:: Objective ::
Among the entries, which lines carry the string "title"? Copy each of them.

Collected data

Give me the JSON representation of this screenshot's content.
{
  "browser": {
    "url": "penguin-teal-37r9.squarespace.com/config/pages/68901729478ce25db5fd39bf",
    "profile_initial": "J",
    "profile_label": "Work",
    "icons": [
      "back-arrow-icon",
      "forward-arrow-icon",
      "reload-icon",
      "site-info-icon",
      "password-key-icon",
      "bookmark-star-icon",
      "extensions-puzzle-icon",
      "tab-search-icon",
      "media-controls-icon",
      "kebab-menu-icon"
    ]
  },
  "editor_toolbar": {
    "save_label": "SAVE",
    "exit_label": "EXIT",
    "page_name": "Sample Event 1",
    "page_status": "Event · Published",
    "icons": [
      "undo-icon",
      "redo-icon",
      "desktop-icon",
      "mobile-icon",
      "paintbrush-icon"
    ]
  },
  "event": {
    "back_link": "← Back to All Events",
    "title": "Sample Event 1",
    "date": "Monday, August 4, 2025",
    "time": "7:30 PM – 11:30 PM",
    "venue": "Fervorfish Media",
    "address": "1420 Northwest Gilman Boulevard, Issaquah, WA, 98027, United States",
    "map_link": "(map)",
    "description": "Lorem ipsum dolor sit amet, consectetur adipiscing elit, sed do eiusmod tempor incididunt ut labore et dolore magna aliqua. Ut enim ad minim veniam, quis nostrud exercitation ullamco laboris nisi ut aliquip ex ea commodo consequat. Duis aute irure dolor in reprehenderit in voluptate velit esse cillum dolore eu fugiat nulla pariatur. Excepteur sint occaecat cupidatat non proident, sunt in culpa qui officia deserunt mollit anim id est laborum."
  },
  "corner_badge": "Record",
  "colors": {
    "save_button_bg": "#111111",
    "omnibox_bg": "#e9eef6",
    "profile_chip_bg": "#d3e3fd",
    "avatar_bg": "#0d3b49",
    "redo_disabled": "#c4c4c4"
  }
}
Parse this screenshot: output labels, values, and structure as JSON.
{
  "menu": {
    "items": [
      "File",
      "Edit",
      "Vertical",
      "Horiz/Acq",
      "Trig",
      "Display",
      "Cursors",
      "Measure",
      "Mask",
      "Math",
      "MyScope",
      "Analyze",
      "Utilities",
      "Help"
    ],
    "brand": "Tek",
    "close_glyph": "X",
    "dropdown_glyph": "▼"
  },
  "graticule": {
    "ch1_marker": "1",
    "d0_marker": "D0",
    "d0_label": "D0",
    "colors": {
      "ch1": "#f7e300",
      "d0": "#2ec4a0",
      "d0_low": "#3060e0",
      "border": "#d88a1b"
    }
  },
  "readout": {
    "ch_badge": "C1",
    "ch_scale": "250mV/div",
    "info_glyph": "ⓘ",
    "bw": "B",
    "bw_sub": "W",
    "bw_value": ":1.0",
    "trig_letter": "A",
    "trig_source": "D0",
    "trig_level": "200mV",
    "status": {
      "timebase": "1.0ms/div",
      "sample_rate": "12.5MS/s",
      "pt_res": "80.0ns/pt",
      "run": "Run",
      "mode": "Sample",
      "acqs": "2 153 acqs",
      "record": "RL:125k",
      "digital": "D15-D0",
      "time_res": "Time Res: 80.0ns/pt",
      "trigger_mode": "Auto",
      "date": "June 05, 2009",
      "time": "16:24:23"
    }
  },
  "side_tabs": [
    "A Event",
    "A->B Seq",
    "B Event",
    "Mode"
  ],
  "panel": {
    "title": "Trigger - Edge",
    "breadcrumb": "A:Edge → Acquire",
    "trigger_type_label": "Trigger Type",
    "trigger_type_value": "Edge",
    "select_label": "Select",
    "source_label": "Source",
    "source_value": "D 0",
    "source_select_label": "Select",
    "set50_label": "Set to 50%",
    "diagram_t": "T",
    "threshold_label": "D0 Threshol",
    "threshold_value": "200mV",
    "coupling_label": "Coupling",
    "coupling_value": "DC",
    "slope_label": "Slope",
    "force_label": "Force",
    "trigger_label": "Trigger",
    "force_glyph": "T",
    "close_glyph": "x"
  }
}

:: The answer ::
    "title": "Sample Event 1",
    "title": "Trigger - Edge",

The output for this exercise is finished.